[Items from a data source]

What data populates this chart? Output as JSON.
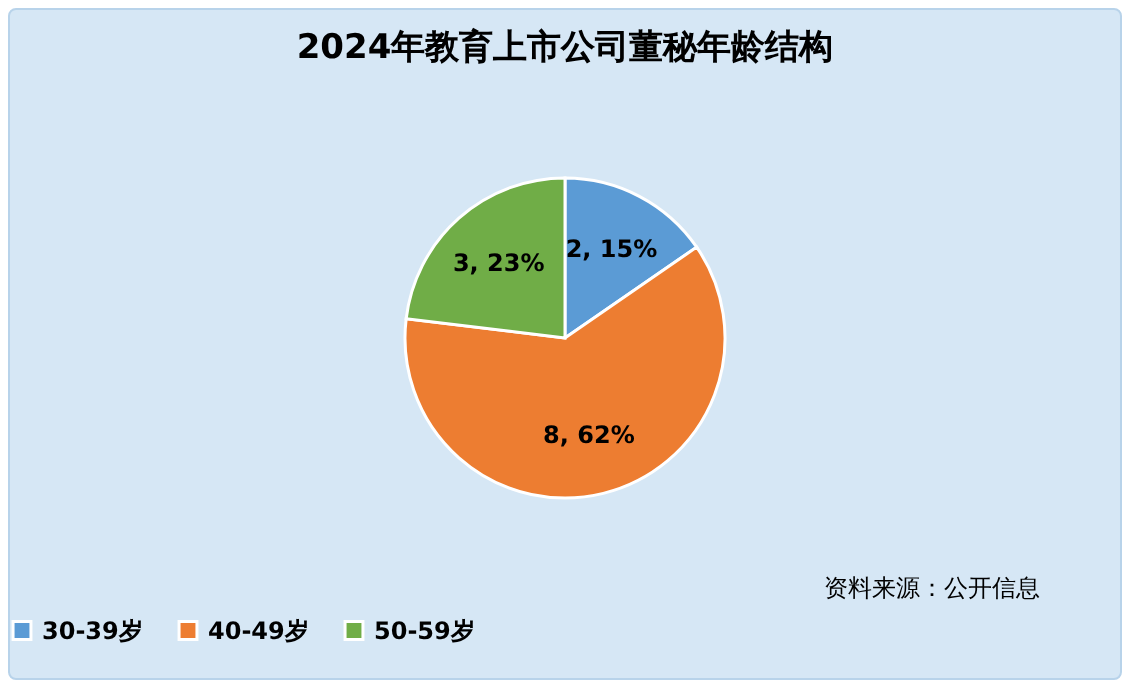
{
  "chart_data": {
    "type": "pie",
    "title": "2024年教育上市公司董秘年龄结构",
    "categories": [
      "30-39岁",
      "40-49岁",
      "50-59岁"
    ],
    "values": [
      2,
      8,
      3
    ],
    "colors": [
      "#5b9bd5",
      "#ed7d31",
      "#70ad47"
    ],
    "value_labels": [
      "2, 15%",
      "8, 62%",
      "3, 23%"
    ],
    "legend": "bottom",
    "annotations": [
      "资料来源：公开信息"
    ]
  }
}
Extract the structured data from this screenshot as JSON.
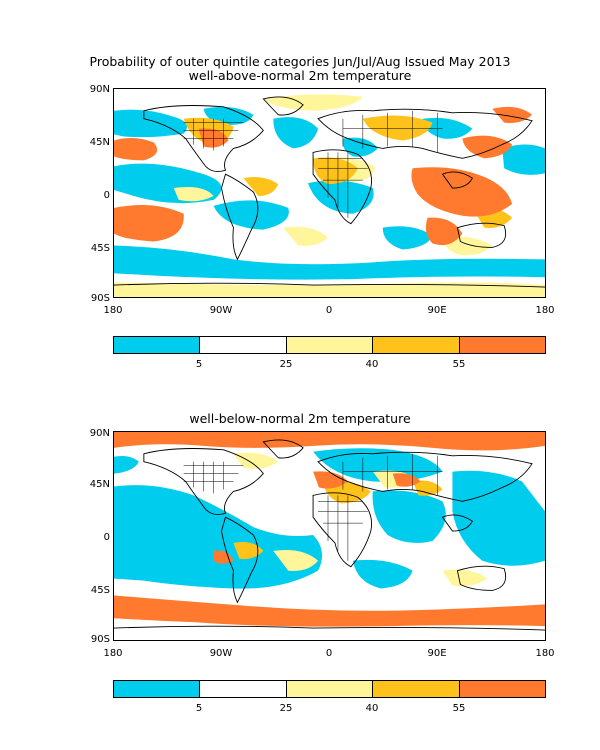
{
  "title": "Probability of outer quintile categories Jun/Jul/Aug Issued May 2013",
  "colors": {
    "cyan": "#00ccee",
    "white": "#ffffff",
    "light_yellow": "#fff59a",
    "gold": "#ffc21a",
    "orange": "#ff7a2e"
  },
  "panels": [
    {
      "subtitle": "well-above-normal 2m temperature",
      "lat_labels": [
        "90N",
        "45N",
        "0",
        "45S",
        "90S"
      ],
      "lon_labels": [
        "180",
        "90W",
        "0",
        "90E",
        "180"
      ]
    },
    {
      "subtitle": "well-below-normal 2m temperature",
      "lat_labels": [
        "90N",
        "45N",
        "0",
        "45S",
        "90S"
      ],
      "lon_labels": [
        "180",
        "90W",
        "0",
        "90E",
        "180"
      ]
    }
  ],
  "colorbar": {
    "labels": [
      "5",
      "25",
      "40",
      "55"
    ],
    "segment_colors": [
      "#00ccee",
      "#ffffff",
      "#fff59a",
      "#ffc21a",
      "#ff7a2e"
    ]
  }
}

__Objective__:
Filter the entries and copy out every line with the word "categories".

__Result for this task__:
    "categories": [
  "title": "Probability of outer quintile categories Jun/Jul/Aug Issued May 2013",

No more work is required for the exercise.